There are so many wonderful seasonal delights we look forward to every autumn: Gradually cooling temperatures, green leaves transitioning to crimson and ochre tones, and of course the wonderful fresh fall produce from our vegetable gardens. What is our favorite fall vegetable of all? Well of course it is the ubiquitous mascot of the autumn season- the pumpkin!
This year, we planted our Jack O’Lantern Pumpkin seeds in late May. This particular type of pumpkin is our favorite, since the fruits develop that beautiful deep orange glowing skin, and they grow to a hefty 10-18 pound size. Since they are so large, these pumpkins take 105 days to reach maturity, which means that they are just about ready to cut from the vines. Joy!
Each year we, of course, simply cannot resist carving a huge, gaping grin into at least one of our pumpkins. Jack O’Lantern carving is certainly a nostalgic little walk down the lanes of our memory. But this year, we’re reserving 5 of our proudly sown, grown, and harvested pumpkins for some cool and unusual uses. Check out these 5 unexpected uses for your fall pumpkins:
1. Pumpkin as a Flower Pot
A pumpkin can make a beautiful centerpiece or front step adornment when used as a flower pot or vase. To make your own, start by cutting the top off of your pumpkin. Cut around the stem to create a hole about 6 inches in diameter. It should be large enough to accommodate the flowers and/or foliage you wish to use. Scoop the goop and seeds out of the inside of the pumpkin. (Keep these and set them aside if you wish to use them for baking.) If you wish to use your pumpkin as a vase, place a glass vase, plastic cup, or empty coffee can inside the pumpkin. It should be filled 3/4 full of water and just a drop or two of standard bleach. You can then arrange your cut flowers however you would like them. If you wish to use a potted plant, lower your potted plant into the pumpkin. Make sure that neither a vase nor a pot will drain or leak into the pumpkin. It should be kept as cool and dry as possible.
2. Pumpkin as Potpourri
When you use a real pumpkin as a potpourri burner, it leaves your house smelling better than any scented candle could. A small variety, such as a Sugar Pie Pumpkin, works well for this project. To begin, cut off the top of your pumpkin in an even slice, and set this aside. Scoop out all of the seeds and goop. Carve circular vents into the sides and lid of the pumpkin using a hole cutter. (You can find one of these in a craft store- they are used by potters to make holes in clay, and look like a short metal tube with a cap on one end.) On the underside of the lid, rub on a bit of cinnamon, a bit of pumpkin pie spice, and insert a few whole cloves. Set a tea light inside, and place the whole pumpkin on a small plate or saucer. If you’d like to get creative, you can also set the pumpkin on top of a cake stand, or in the top of a teapot. When the tea light is lit, the spicy, pumpkin pie scent can last for up to 6 hours.

#### REQUIRED TASK 1
According to the pumpkin article, how many days do Jack O’Lantern pumpkins take to reach maturity?
#### REQUIRED TASK 2
In the pumpkin article, substitute "harvest" for "fall" and write out the passage that begins at the words "There are so" and stops after "the vines. Joy!".
#### REQUIRED TASK 3
Pick up the pumpkin article after its final sentence and keep writing.

#### RECORDS
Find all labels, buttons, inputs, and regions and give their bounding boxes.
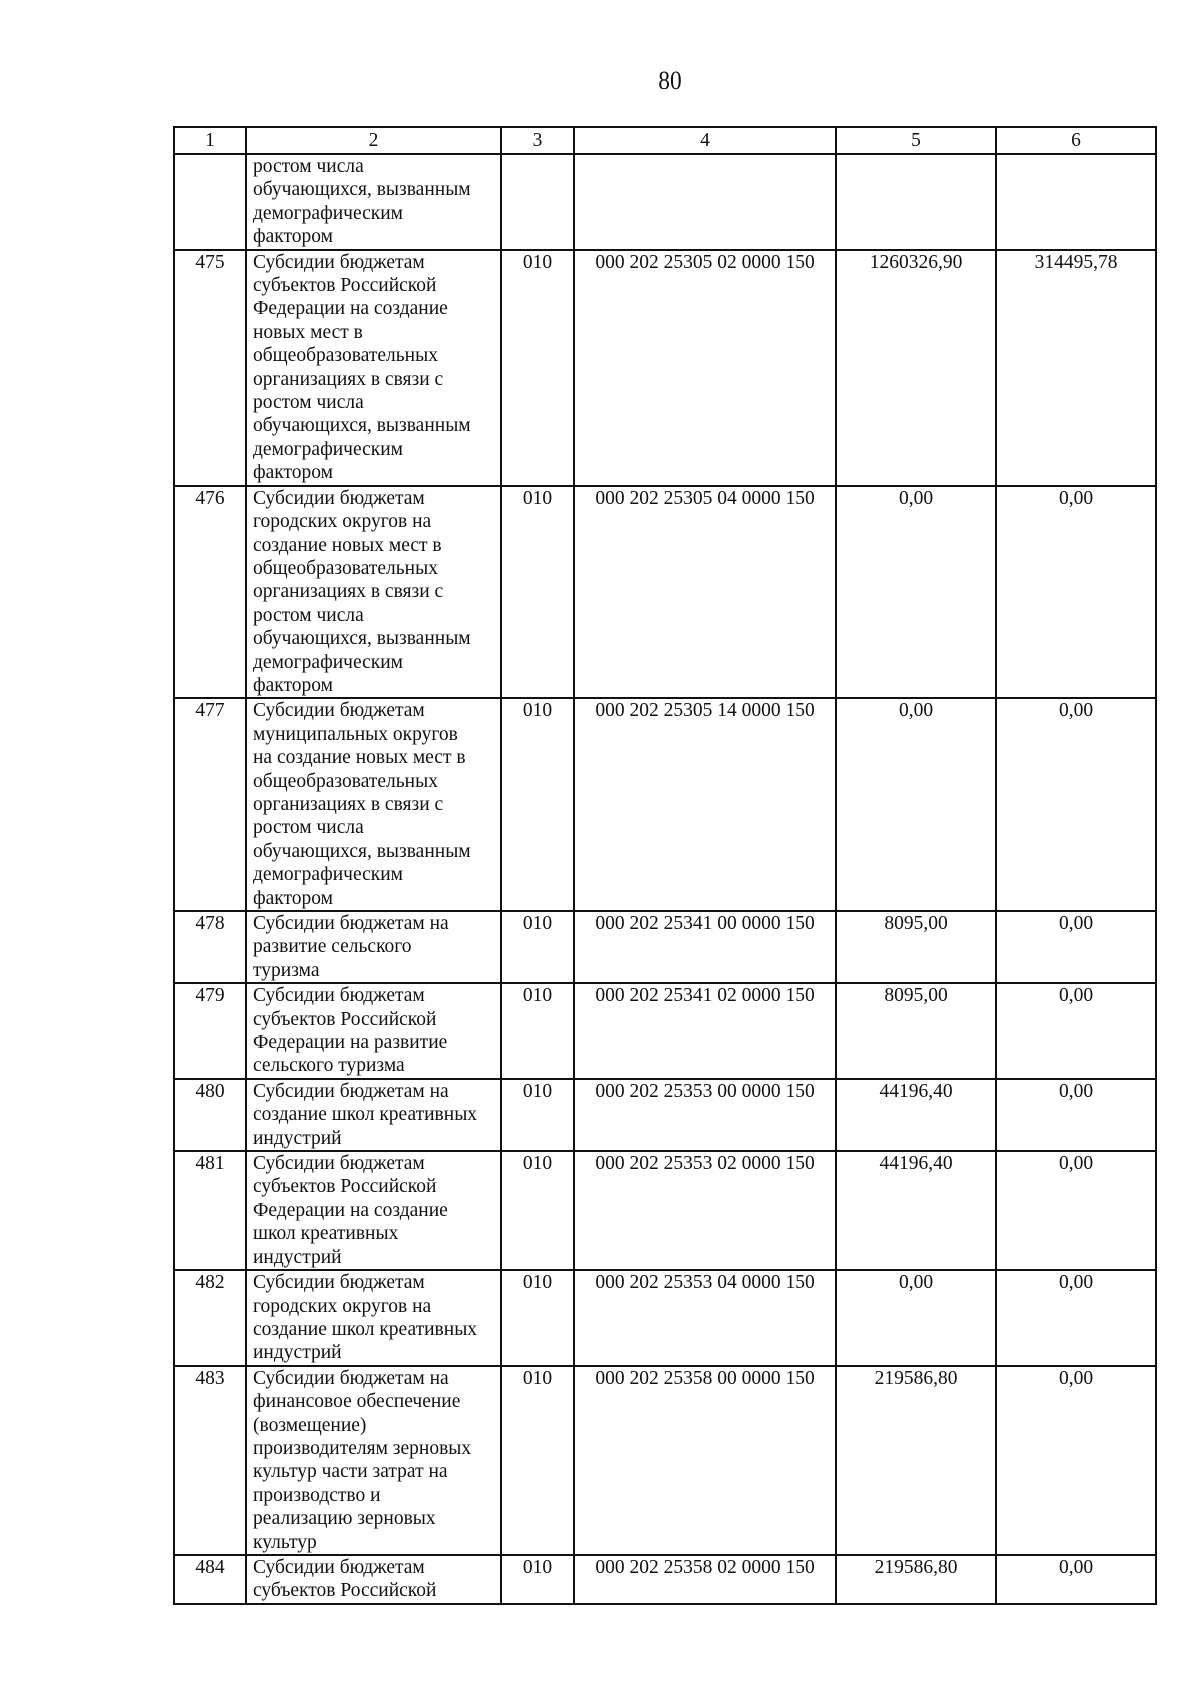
row-sum-actual: 0,00 <box>996 1079 1156 1151</box>
row-number: 481 <box>174 1151 246 1270</box>
row-name-line: демографическим <box>253 864 403 886</box>
row-name-line: субъектов Российской <box>253 1008 437 1030</box>
row-name-line: создание школ креативных <box>253 1104 478 1126</box>
row-name-line: Субсидии бюджетам <box>253 1556 425 1578</box>
row-name-line: развитие сельского <box>253 936 412 958</box>
row-name-line: общеобразовательных <box>253 557 438 579</box>
row-sum-plan: 0,00 <box>836 486 996 699</box>
row-name-line: обучающихся, вызванным <box>253 415 471 437</box>
row-name-line: Субсидии бюджетам <box>253 985 425 1007</box>
table-row <box>174 1366 1156 1555</box>
column-number-2: 2 <box>246 127 501 154</box>
page-number: 80 <box>658 66 682 95</box>
row-name-line: финансовое обеспечение <box>253 1391 461 1413</box>
row-name-line: культур части затрат на <box>253 1461 448 1483</box>
table-row <box>174 1079 1156 1151</box>
column-number-6: 6 <box>996 127 1156 154</box>
row-sum-plan: 219586,80 <box>836 1555 996 1604</box>
column-number-5: 5 <box>836 127 996 154</box>
row-name-line: туризма <box>253 959 320 981</box>
row-budget-code: 000 202 25305 02 0000 150 <box>574 250 836 486</box>
row-name-line: (возмещение) <box>253 1414 367 1436</box>
row-sum-plan: 44196,40 <box>836 1151 996 1270</box>
row-name-line: Федерации на создание <box>253 298 448 320</box>
table-row <box>174 250 1156 486</box>
column-number-1: 1 <box>174 127 246 154</box>
budget-table <box>173 126 1157 1605</box>
row-sum-actual: 0,00 <box>996 1555 1156 1604</box>
row-budget-code: 000 202 25305 14 0000 150 <box>574 698 836 911</box>
row-name-line: ростом числа <box>253 156 364 177</box>
row-name <box>246 1079 501 1151</box>
row-budget-code: 000 202 25358 02 0000 150 <box>574 1555 836 1604</box>
row-name-line: индустрий <box>253 1342 342 1364</box>
row-name-line: ростом числа <box>253 817 364 839</box>
row-name-line: школ креативных <box>253 1223 399 1245</box>
row-admin-code: 010 <box>501 1366 574 1555</box>
row-name <box>246 698 501 911</box>
row-name-line: демографическим <box>253 202 403 224</box>
row-budget-code: 000 202 25341 00 0000 150 <box>574 911 836 983</box>
table-row <box>174 911 1156 983</box>
row-name <box>246 911 501 983</box>
row-name-line: Субсидии бюджетам <box>253 251 425 273</box>
row-name-line: субъектов Российской <box>253 1580 437 1602</box>
row-budget-code <box>574 154 836 250</box>
table-row <box>174 983 1156 1079</box>
row-name-line: индустрий <box>253 1127 342 1149</box>
row-name-line: обучающихся, вызванным <box>253 179 471 201</box>
row-name-line: Субсидии бюджетам <box>253 487 425 509</box>
row-name-line: ростом числа <box>253 604 364 626</box>
row-sum-actual: 314495,78 <box>996 250 1156 486</box>
row-sum-actual: 0,00 <box>996 486 1156 699</box>
row-name-line: Федерации на создание <box>253 1199 448 1221</box>
column-number-4: 4 <box>574 127 836 154</box>
row-admin-code: 010 <box>501 1151 574 1270</box>
row-name-line: муниципальных округов <box>253 723 458 745</box>
table-row <box>174 1270 1156 1366</box>
row-admin-code: 010 <box>501 1555 574 1604</box>
row-admin-code: 010 <box>501 1270 574 1366</box>
row-sum-actual: 0,00 <box>996 698 1156 911</box>
row-name-line: Субсидии бюджетам на <box>253 1367 449 1389</box>
row-sum-plan: 219586,80 <box>836 1366 996 1555</box>
row-name-line: на создание новых мест в <box>253 747 466 769</box>
row-budget-code: 000 202 25305 04 0000 150 <box>574 486 836 699</box>
row-number: 479 <box>174 983 246 1079</box>
row-name-line: Субсидии бюджетам на <box>253 913 449 934</box>
row-number <box>174 154 246 250</box>
row-number: 484 <box>174 1555 246 1604</box>
row-sum-plan: 44196,40 <box>836 1079 996 1151</box>
row-budget-code: 000 202 25353 00 0000 150 <box>574 1079 836 1151</box>
row-sum-actual: 0,00 <box>996 1366 1156 1555</box>
row-name <box>246 1270 501 1366</box>
row-budget-code: 000 202 25358 00 0000 150 <box>574 1366 836 1555</box>
row-name-line: организациях в связи с <box>253 368 444 390</box>
row-name-line: Субсидии бюджетам <box>253 1153 425 1175</box>
row-sum-plan: 8095,00 <box>836 983 996 1079</box>
row-name-line: городских округов на <box>253 1295 432 1317</box>
row-name-line: Субсидии бюджетам на <box>253 1080 449 1102</box>
row-name-line: Субсидии бюджетам <box>253 1272 425 1294</box>
row-name-line: городских округов на <box>253 511 432 533</box>
row-admin-code: 010 <box>501 911 574 983</box>
row-sum-plan: 0,00 <box>836 1270 996 1366</box>
row-name-line: фактором <box>253 887 333 909</box>
column-number-row <box>174 127 1156 154</box>
row-name-line: обучающихся, вызванным <box>253 628 471 650</box>
row-name <box>246 250 501 486</box>
row-name-line: организациях в связи с <box>253 581 444 603</box>
row-name-line: Федерации на развитие <box>253 1032 448 1054</box>
row-number: 476 <box>174 486 246 699</box>
table-row <box>174 698 1156 911</box>
row-sum-actual: 0,00 <box>996 983 1156 1079</box>
row-name-line: производство и <box>253 1484 381 1506</box>
row-name-line: сельского туризма <box>253 1055 405 1077</box>
row-name <box>246 1151 501 1270</box>
row-name-line: фактором <box>253 462 333 484</box>
row-budget-code: 000 202 25353 02 0000 150 <box>574 1151 836 1270</box>
row-admin-code <box>501 154 574 250</box>
row-name-line: субъектов Российской <box>253 275 437 297</box>
row-budget-code: 000 202 25341 02 0000 150 <box>574 983 836 1079</box>
row-name <box>246 154 501 250</box>
row-name-line: Субсидии бюджетам <box>253 700 425 722</box>
row-name <box>246 983 501 1079</box>
row-name-line: субъектов Российской <box>253 1176 437 1198</box>
row-name-line: реализацию зерновых <box>253 1508 436 1530</box>
row-name-line: обучающихся, вызванным <box>253 840 471 862</box>
row-sum-plan: 0,00 <box>836 698 996 911</box>
row-name-line: производителям зерновых <box>253 1437 472 1459</box>
row-name-line: культур <box>253 1531 317 1553</box>
row-sum-plan <box>836 154 996 250</box>
row-name <box>246 1366 501 1555</box>
row-number: 480 <box>174 1079 246 1151</box>
row-admin-code: 010 <box>501 250 574 486</box>
row-name-line: индустрий <box>253 1246 342 1268</box>
row-name-line: общеобразовательных <box>253 345 438 367</box>
row-admin-code: 010 <box>501 983 574 1079</box>
row-sum-plan: 1260326,90 <box>836 250 996 486</box>
row-name-line: новых мест в <box>253 321 363 343</box>
row-number: 477 <box>174 698 246 911</box>
row-sum-actual: 0,00 <box>996 911 1156 983</box>
row-sum-actual <box>996 154 1156 250</box>
row-name-line: фактором <box>253 226 333 248</box>
row-name-line: организациях в связи с <box>253 793 444 815</box>
row-name-line: общеобразовательных <box>253 770 438 792</box>
row-name-line: фактором <box>253 674 333 696</box>
row-name-line: демографическим <box>253 438 403 460</box>
row-sum-plan: 8095,00 <box>836 911 996 983</box>
table-body <box>174 154 1156 1604</box>
table-row <box>174 486 1156 699</box>
row-name-line: демографическим <box>253 651 403 673</box>
table-row <box>174 1555 1156 1604</box>
row-admin-code: 010 <box>501 486 574 699</box>
row-admin-code: 010 <box>501 1079 574 1151</box>
row-name-line: создание новых мест в <box>253 534 442 556</box>
row-name-line: создание школ креативных <box>253 1318 478 1340</box>
row-number: 478 <box>174 911 246 983</box>
row-budget-code: 000 202 25353 04 0000 150 <box>574 1270 836 1366</box>
row-name <box>246 486 501 699</box>
row-number: 475 <box>174 250 246 486</box>
table-row <box>174 1151 1156 1270</box>
row-admin-code: 010 <box>501 698 574 911</box>
row-name-line: ростом числа <box>253 392 364 414</box>
column-number-3: 3 <box>501 127 574 154</box>
row-sum-actual: 0,00 <box>996 1270 1156 1366</box>
table-row <box>174 154 1156 250</box>
row-number: 482 <box>174 1270 246 1366</box>
row-name <box>246 1555 501 1604</box>
row-number: 483 <box>174 1366 246 1555</box>
row-sum-actual: 0,00 <box>996 1151 1156 1270</box>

#### ANSWER 1
105 days.

#### ANSWER 2
There are so many wonderful seasonal delights we look forward to every autumn: Gradually cooling temperatures, green leaves transitioning to crimson and ochre tones, and of course the wonderful fresh harvest produce from our vegetable gardens. What is our favorite harvest vegetable of all? Well of course it is the ubiquitous mascot of the autumn season- the pumpkin!
This year, we planted our Jack O’Lantern Pumpkin seeds in late May. This particular type of pumpkin is our favorite, since the fruits develop that beautiful deep orange glowing skin, and they grow to a hefty 10-18 pound size. Since they are so large, these pumpkins take 105 days to reach maturity, which means that they are just about ready to cut from the vines. Joy!

#### ANSWER 3
3. Pumpkin as a Bird Feeder
Making a pumpkin bird feeder is a cool way to use a small pumpkin along with its seeds. Plus, it is a fun way to keep your backyard songstresses fed when temperatures begin to drop and food becomes a bit more scarce. To make a pumpkin bird feeder, select a pumpkin that is no more than about 5 pounds in weight. Cut it in half width-wise and thoroughly scrape out the goop so that the inside feels relatively dry to the touch. Leave a 1/2 inch wall on the pumpkin. Place the pumpkin seeds into this wall so that they stick up and form a ledge around the outside of the feeder. (You may need to use a carving knife to cut a little groove for them to stick into.) For perches, poke small holes in the outside of the pumpkin and insert small twigs. To hang the feeder, knot together two lengths of twine, and tack the knot to the bottom of the pumpkin. Fill the feeder with bird feed such as nyjer seeds, suet cakes, or a fruit and nut blend. Try to hang the feeder out of direct sunlight, as this will help the pumpkin to last longer.
4. Pumpkin as a Cooler
Since large, wide pumpkins are naturally bowl-shaped, they make great receptacles for beer, soda, and other bottled drinks. Choose a nice hefty pumpkin and begin by cutting off the top 1/3. Thoroughly scrape out all the goop and seeds. Next, place a glass or plastic bowl inside the pumpkin cavity. This is important to help prevent the pumpkin from getting waterlogged. If you do not have a bowl, smear Vaseline on the inside of the pumpkin, then cover it with plastic wrap. Fill the bowl with ice and bottled beverages of your choice.
If you’re feeling really ambitious, you can try your hand at this customized pumpkin beer cooler from Extremepumpkins.com. It would definitely make a good conversation topic for any fall party. Just be careful- because a huge pumpkin filled with ice is going to be pretty heavy!
5. Pumpkin as a Stew
We received this pumpkin stew recipe from a friend, and we can’t wait to try making it ourselves the next time we entertain! Not only does this recipe make a delicious, comforting and hearty fall meal using fresh vegetables, but the stew is served in the actual pumpkin. How cool is that?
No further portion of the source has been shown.